**Problem details**.
Gather all lines with "their" from the records.
** START Source records **
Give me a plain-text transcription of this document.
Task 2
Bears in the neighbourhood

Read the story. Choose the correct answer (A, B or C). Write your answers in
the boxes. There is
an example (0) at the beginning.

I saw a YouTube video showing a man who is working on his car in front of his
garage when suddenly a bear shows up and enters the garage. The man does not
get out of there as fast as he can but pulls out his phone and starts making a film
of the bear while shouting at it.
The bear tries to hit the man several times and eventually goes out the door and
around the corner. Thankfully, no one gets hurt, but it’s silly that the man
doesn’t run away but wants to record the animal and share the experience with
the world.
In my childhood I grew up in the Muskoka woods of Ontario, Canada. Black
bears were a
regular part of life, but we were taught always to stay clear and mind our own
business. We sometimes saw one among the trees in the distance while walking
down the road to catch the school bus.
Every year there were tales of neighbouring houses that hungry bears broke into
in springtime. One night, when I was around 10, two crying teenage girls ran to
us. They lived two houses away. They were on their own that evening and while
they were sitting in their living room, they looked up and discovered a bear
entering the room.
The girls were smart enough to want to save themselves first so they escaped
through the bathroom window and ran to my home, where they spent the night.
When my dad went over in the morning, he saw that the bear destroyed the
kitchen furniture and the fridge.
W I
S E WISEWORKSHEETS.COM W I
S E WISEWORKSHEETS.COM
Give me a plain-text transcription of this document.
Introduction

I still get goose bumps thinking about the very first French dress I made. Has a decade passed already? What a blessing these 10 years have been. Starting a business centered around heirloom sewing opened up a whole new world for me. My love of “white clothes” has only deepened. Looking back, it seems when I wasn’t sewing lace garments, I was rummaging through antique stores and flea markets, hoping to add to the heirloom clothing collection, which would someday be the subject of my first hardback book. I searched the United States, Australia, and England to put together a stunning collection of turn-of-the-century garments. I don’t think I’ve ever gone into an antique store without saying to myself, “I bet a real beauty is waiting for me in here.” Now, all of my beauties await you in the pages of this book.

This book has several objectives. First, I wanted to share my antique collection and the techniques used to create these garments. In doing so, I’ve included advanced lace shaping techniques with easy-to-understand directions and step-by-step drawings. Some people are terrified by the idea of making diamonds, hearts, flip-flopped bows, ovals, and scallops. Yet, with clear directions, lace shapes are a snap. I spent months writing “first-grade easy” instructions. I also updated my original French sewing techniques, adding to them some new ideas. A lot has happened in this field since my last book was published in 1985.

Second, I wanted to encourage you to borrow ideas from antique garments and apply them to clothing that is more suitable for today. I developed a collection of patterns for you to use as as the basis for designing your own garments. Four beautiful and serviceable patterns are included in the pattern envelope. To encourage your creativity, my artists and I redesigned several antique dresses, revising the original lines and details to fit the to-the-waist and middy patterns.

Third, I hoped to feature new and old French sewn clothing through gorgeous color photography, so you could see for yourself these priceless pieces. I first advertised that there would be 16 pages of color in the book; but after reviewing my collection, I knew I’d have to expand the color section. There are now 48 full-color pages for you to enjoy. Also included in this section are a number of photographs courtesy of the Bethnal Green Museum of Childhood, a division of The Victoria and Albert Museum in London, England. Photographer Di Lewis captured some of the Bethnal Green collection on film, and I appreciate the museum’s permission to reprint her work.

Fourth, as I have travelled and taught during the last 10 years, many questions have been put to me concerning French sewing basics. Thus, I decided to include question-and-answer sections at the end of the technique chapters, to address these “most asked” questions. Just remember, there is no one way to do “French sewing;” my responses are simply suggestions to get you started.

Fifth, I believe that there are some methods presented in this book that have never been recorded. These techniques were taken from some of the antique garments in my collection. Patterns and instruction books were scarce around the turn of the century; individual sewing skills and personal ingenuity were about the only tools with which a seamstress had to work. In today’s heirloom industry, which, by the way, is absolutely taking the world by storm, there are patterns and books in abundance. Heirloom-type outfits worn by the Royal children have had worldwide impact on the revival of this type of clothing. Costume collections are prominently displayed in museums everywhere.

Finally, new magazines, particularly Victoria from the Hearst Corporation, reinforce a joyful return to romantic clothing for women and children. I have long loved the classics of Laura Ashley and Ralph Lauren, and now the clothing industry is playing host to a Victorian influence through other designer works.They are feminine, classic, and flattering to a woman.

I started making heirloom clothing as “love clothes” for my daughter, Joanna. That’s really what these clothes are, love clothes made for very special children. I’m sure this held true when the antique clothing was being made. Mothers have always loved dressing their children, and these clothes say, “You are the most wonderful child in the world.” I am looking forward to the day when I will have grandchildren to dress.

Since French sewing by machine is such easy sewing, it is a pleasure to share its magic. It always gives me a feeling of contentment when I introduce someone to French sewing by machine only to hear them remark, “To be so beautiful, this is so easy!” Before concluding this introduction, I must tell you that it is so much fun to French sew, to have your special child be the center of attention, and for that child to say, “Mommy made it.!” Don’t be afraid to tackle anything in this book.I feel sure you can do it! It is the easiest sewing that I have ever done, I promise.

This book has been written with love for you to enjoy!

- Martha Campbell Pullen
** END Source records **
**Result for this task**.
us. They lived two houses away. They were on their own that evening and while
they were sitting in their living room, they looked up and discovered a bear
I started making heirloom clothing as “love clothes” for my daughter, Joanna. That’s really what these clothes are, love clothes made for very special children. I’m sure this held true when the antique clothing was being made. Mothers have always loved dressing their children, and these clothes say, “You are the most wonderful child in the world.” I am looking forward to the day when I will have grandchildren to dress.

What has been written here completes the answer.